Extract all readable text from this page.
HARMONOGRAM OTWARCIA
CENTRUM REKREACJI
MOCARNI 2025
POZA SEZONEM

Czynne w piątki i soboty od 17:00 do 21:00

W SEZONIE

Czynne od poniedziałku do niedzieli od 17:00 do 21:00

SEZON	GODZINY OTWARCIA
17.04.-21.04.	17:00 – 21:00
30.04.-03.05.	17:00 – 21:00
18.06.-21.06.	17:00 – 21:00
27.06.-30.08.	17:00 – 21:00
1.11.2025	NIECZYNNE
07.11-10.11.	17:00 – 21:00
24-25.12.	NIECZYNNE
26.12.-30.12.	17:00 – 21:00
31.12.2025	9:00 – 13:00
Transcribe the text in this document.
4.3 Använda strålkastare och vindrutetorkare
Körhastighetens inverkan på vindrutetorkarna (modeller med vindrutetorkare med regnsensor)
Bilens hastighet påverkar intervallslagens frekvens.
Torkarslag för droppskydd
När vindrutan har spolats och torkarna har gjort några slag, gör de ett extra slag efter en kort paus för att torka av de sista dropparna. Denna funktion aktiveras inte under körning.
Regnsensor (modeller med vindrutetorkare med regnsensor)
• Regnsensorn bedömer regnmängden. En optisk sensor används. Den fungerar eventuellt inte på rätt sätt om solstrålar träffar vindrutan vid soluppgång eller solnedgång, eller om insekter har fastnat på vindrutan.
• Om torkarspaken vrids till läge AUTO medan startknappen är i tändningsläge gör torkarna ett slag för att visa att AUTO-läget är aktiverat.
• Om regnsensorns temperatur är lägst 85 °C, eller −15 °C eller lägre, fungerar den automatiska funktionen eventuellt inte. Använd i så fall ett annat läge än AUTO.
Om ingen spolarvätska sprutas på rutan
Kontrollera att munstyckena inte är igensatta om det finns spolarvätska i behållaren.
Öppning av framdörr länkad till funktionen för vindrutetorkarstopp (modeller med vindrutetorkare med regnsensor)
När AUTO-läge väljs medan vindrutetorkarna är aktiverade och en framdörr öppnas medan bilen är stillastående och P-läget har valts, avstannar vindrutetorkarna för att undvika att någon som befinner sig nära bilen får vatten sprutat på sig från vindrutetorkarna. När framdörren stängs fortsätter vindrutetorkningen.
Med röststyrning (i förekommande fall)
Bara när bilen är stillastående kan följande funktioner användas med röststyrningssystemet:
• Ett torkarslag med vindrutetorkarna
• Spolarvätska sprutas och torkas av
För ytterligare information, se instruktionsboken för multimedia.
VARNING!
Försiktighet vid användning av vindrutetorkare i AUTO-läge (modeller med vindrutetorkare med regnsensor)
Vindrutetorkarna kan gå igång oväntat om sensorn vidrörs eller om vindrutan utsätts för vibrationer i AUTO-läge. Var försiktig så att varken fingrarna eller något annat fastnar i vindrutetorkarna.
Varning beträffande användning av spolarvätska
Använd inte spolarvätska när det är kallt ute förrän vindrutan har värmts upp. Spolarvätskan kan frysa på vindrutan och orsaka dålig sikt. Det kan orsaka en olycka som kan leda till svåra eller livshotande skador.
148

• Objective: Write out the whole listing again. Match it word for word.

• Full output:
Extract all readable text from this page.
HARMONOGRAM OTWARCIA
CENTRUM REKREACJI
MOCARNI 2025
POZA SEZONEM

Czynne w piątki i soboty od 17:00 do 21:00

W SEZONIE

Czynne od poniedziałku do niedzieli od 17:00 do 21:00

SEZON	GODZINY OTWARCIA
17.04.-21.04.	17:00 – 21:00
30.04.-03.05.	17:00 – 21:00
18.06.-21.06.	17:00 – 21:00
27.06.-30.08.	17:00 – 21:00
1.11.2025	NIECZYNNE
07.11-10.11.	17:00 – 21:00
24-25.12.	NIECZYNNE
26.12.-30.12.	17:00 – 21:00
31.12.2025	9:00 – 13:00
Transcribe the text in this document.
4.3 Använda strålkastare och vindrutetorkare
Körhastighetens inverkan på vindrutetorkarna (modeller med vindrutetorkare med regnsensor)
Bilens hastighet påverkar intervallslagens frekvens.
Torkarslag för droppskydd
När vindrutan har spolats och torkarna har gjort några slag, gör de ett extra slag efter en kort paus för att torka av de sista dropparna. Denna funktion aktiveras inte under körning.
Regnsensor (modeller med vindrutetorkare med regnsensor)
• Regnsensorn bedömer regnmängden. En optisk sensor används. Den fungerar eventuellt inte på rätt sätt om solstrålar träffar vindrutan vid soluppgång eller solnedgång, eller om insekter har fastnat på vindrutan.
• Om torkarspaken vrids till läge AUTO medan startknappen är i tändningsläge gör torkarna ett slag för att visa att AUTO-läget är aktiverat.
• Om regnsensorns temperatur är lägst 85 °C, eller −15 °C eller lägre, fungerar den automatiska funktionen eventuellt inte. Använd i så fall ett annat läge än AUTO.
Om ingen spolarvätska sprutas på rutan
Kontrollera att munstyckena inte är igensatta om det finns spolarvätska i behållaren.
Öppning av framdörr länkad till funktionen för vindrutetorkarstopp (modeller med vindrutetorkare med regnsensor)
När AUTO-läge väljs medan vindrutetorkarna är aktiverade och en framdörr öppnas medan bilen är stillastående och P-läget har valts, avstannar vindrutetorkarna för att undvika att någon som befinner sig nära bilen får vatten sprutat på sig från vindrutetorkarna. När framdörren stängs fortsätter vindrutetorkningen.
Med röststyrning (i förekommande fall)
Bara när bilen är stillastående kan följande funktioner användas med röststyrningssystemet:
• Ett torkarslag med vindrutetorkarna
• Spolarvätska sprutas och torkas av
För ytterligare information, se instruktionsboken för multimedia.
VARNING!
Försiktighet vid användning av vindrutetorkare i AUTO-läge (modeller med vindrutetorkare med regnsensor)
Vindrutetorkarna kan gå igång oväntat om sensorn vidrörs eller om vindrutan utsätts för vibrationer i AUTO-läge. Var försiktig så att varken fingrarna eller något annat fastnar i vindrutetorkarna.
Varning beträffande användning av spolarvätska
Använd inte spolarvätska när det är kallt ute förrän vindrutan har värmts upp. Spolarvätskan kan frysa på vindrutan och orsaka dålig sikt. Det kan orsaka en olycka som kan leda till svåra eller livshotande skador.
148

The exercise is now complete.